→ Instructions to follow
Pick out every line with the word "background" and copy it.

━━━ Data entries

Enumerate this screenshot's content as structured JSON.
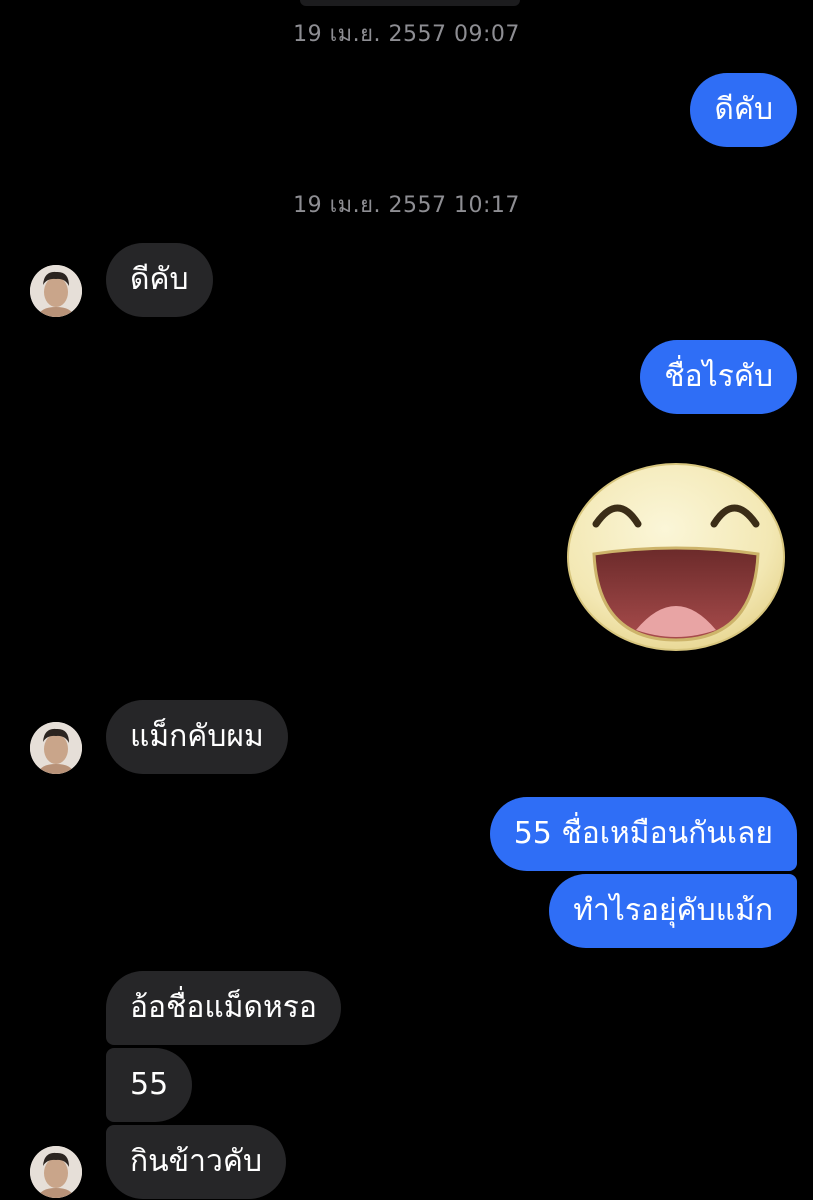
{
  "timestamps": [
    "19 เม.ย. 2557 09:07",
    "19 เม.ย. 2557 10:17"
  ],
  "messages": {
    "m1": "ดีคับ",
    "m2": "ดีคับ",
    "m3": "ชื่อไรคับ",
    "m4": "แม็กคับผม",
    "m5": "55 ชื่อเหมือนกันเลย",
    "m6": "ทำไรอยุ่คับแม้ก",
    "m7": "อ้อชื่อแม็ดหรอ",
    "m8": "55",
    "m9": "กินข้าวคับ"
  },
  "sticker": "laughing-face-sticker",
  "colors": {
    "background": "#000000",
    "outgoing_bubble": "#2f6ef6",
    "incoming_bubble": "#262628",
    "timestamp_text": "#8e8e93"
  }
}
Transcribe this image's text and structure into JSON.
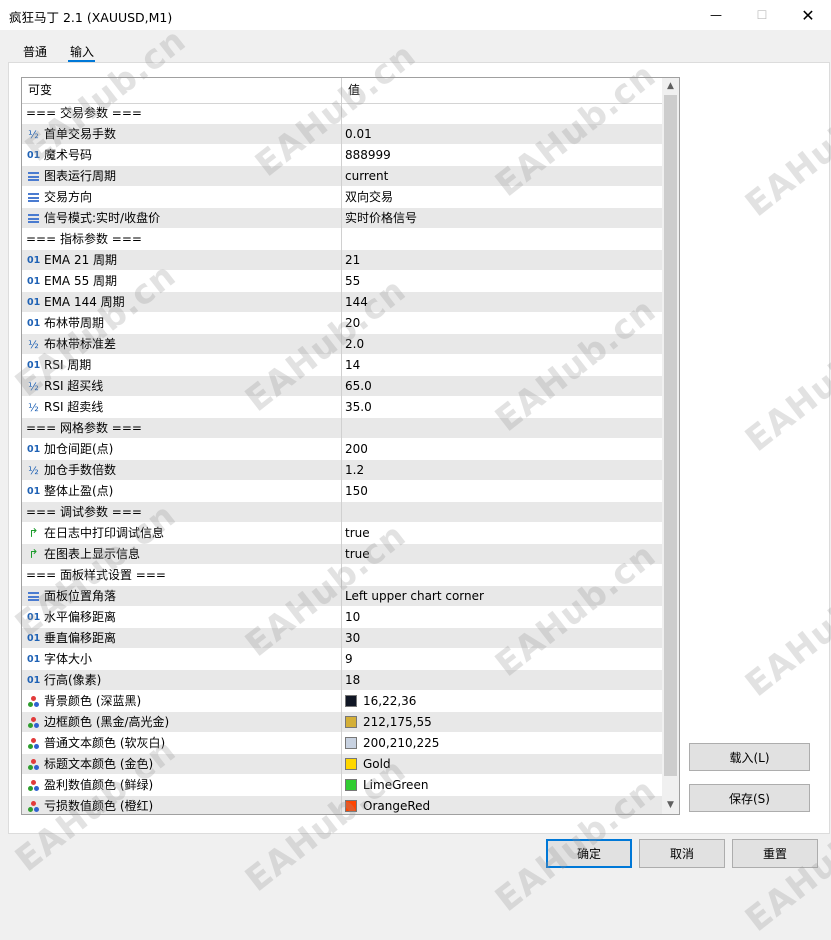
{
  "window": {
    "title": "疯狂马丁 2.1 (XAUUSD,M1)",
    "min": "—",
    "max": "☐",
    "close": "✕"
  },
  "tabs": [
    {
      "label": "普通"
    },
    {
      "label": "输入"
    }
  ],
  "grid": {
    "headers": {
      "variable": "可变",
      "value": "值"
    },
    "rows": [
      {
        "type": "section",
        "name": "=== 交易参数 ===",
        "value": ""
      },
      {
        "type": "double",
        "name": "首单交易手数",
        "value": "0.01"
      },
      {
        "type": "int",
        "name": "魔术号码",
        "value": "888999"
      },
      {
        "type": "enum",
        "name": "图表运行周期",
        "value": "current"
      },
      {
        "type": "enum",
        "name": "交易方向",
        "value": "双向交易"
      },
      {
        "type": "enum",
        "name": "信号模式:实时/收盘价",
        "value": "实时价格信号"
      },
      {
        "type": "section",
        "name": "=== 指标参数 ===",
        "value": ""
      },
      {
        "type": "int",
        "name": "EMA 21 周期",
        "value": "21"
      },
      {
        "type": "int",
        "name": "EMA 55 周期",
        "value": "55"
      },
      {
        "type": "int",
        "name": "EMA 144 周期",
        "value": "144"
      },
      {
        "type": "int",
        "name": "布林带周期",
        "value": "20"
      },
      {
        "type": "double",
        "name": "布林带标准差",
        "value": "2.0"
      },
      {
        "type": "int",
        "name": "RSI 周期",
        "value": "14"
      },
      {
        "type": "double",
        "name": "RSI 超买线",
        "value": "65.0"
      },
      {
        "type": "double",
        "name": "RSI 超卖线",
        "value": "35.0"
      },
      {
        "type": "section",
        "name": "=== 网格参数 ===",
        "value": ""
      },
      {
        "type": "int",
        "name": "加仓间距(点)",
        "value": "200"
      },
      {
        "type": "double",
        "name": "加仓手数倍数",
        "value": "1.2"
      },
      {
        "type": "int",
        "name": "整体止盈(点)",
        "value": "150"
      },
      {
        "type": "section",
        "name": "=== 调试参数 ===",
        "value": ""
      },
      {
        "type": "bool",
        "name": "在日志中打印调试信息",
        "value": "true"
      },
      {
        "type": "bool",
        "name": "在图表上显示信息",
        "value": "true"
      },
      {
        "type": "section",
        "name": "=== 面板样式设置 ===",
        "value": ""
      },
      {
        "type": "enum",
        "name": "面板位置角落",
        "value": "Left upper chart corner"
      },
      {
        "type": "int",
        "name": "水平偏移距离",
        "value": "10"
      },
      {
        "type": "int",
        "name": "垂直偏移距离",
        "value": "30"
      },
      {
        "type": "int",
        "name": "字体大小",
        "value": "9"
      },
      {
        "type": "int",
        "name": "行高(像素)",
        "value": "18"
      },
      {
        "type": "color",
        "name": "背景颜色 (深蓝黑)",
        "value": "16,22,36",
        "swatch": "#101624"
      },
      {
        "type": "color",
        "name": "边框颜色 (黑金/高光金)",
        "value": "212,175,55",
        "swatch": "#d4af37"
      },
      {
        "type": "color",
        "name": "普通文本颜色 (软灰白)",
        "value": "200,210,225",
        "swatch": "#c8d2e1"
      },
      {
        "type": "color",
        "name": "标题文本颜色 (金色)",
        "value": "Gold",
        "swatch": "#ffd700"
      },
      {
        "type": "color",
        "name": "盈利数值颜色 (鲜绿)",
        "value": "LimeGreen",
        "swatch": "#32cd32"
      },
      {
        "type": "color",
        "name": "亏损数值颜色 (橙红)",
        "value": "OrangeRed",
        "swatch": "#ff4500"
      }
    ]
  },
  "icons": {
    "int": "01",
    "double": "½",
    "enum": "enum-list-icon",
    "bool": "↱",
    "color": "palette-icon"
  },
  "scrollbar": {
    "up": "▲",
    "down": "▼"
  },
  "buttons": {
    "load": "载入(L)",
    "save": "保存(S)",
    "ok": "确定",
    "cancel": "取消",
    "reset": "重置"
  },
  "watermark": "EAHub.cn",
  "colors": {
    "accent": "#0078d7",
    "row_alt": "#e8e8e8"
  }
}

━━━━━━
━━━ Data entries

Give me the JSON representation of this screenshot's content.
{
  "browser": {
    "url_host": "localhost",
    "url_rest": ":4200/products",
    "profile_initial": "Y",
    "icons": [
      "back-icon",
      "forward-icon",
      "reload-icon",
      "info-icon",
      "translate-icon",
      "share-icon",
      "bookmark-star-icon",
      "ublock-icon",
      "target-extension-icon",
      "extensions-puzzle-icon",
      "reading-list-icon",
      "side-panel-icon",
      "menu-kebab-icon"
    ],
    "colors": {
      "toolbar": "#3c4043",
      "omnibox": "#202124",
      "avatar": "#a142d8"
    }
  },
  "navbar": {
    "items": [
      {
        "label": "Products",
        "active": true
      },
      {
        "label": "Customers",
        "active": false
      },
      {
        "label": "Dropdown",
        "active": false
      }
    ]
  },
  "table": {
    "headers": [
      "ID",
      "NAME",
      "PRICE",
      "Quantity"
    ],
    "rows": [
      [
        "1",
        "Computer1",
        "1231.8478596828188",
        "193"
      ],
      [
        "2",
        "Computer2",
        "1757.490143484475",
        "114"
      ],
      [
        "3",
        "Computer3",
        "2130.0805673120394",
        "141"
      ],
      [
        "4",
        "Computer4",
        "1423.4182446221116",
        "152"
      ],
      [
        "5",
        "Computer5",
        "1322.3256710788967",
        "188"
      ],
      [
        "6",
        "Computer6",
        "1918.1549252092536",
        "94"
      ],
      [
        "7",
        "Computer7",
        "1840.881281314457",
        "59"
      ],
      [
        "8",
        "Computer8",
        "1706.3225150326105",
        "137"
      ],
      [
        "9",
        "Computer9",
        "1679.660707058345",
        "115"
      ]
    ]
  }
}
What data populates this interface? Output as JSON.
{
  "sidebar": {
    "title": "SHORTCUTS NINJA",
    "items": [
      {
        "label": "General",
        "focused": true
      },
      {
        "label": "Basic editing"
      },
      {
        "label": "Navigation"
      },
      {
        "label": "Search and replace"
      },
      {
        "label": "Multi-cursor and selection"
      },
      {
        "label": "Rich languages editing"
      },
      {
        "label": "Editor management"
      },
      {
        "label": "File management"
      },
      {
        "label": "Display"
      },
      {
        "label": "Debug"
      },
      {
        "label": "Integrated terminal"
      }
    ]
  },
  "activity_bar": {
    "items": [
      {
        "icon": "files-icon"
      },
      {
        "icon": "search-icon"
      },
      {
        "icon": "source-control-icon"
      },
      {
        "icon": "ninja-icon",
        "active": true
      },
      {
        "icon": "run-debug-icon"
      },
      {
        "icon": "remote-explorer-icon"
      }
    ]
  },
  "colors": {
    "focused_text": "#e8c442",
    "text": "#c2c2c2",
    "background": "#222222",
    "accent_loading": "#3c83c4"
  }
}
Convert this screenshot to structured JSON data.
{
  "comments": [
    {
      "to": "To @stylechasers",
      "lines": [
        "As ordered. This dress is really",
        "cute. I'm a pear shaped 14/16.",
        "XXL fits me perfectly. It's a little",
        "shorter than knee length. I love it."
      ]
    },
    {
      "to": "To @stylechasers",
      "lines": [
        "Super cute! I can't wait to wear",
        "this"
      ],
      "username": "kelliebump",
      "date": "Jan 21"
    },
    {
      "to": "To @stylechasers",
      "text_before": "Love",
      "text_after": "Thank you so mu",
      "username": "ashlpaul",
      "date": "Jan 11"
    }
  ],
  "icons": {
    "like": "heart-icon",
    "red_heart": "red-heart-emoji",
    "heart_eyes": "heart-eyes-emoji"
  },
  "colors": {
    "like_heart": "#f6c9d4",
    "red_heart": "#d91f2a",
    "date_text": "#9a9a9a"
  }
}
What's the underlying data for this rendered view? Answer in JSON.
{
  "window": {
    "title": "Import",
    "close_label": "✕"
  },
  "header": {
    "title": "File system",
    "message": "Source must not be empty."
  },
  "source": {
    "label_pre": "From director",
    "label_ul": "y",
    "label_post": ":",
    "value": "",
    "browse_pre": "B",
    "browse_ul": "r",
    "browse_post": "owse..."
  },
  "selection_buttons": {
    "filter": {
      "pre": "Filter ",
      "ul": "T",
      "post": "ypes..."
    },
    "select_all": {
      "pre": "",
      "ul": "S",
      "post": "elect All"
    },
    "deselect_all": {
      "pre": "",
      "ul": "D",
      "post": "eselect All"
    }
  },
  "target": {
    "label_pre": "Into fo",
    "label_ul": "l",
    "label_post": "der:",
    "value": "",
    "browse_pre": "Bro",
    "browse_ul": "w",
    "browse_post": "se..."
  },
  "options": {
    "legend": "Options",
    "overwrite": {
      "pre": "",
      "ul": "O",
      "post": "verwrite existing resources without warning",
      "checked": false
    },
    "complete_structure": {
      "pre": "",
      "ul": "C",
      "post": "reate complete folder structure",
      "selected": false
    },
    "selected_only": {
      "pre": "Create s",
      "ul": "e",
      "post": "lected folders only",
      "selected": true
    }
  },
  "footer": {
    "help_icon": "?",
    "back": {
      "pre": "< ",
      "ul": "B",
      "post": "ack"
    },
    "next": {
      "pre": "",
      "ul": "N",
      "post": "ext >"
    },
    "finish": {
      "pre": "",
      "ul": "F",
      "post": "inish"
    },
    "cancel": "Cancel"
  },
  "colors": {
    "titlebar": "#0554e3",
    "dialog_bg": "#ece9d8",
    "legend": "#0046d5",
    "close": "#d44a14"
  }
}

━━━━━━
━━━ Data entries

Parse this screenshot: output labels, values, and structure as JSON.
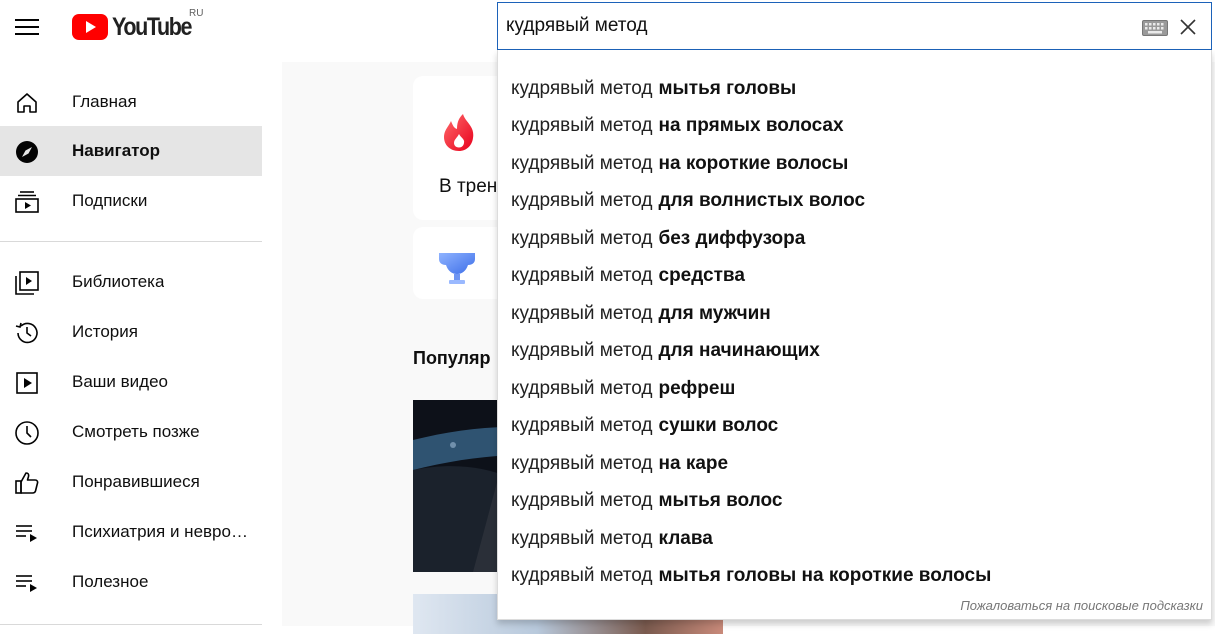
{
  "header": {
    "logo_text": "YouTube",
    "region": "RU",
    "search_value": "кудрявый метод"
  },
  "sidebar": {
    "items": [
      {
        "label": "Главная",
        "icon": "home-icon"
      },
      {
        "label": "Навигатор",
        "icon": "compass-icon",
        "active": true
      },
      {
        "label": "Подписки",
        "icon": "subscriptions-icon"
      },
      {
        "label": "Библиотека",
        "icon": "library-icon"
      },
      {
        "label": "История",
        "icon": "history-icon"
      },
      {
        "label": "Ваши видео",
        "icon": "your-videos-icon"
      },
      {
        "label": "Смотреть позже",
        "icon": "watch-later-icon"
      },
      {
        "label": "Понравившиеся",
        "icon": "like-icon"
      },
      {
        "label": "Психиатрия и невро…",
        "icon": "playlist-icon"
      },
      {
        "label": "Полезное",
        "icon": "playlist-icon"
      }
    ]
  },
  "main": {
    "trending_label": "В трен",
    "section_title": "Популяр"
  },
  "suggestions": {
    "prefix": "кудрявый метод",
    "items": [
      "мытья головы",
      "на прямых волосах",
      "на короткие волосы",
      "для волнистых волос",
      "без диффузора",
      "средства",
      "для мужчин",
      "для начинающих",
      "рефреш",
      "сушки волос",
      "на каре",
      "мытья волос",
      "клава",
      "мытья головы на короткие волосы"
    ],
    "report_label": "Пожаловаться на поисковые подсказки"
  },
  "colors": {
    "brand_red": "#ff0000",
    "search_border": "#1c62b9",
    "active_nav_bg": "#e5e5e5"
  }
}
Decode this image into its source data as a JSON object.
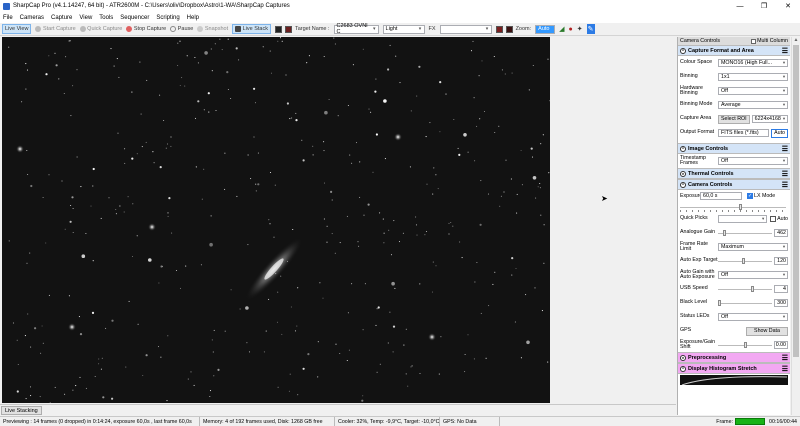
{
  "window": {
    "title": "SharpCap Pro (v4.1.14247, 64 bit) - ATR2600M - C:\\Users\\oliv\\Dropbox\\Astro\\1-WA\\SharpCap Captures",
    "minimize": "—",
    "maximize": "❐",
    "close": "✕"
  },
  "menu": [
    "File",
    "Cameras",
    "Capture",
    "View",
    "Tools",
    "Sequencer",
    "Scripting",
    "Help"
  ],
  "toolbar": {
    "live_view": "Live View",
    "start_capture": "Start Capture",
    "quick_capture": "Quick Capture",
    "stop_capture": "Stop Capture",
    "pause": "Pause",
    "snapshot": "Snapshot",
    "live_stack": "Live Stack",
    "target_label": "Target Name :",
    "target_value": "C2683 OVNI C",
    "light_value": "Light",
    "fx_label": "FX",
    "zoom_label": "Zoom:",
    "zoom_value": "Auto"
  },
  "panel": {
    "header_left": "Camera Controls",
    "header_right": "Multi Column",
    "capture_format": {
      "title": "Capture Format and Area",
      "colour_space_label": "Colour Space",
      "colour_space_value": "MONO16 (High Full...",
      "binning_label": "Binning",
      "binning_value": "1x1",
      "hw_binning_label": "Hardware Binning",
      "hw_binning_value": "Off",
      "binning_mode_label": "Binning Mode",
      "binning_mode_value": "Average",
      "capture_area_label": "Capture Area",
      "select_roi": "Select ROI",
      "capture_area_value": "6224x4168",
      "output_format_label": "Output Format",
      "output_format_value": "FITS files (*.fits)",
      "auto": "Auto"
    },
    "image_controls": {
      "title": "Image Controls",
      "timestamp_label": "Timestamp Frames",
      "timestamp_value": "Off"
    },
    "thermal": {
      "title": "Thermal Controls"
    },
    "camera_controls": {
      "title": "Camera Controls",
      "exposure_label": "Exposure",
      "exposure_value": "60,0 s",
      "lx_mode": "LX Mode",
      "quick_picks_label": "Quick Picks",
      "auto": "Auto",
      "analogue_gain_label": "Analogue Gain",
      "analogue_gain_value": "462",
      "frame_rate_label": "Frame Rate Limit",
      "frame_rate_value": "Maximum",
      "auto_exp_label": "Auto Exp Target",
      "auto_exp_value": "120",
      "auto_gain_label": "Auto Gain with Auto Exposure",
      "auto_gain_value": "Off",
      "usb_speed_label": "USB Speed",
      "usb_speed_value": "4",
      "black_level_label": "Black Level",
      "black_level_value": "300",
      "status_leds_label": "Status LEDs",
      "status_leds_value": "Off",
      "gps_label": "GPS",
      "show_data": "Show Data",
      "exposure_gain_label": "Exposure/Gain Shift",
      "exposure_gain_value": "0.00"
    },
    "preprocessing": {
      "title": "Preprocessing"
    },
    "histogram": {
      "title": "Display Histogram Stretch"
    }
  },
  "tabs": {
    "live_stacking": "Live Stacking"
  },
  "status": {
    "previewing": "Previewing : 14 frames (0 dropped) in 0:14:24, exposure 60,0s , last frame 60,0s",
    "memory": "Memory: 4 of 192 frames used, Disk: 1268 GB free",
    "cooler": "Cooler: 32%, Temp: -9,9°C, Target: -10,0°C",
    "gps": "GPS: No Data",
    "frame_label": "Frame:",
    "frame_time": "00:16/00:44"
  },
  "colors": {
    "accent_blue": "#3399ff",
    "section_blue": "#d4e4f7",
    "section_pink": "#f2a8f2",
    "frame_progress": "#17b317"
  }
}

━━━━━━

→ Response
    "background": "#000000",
    "background": "#222222",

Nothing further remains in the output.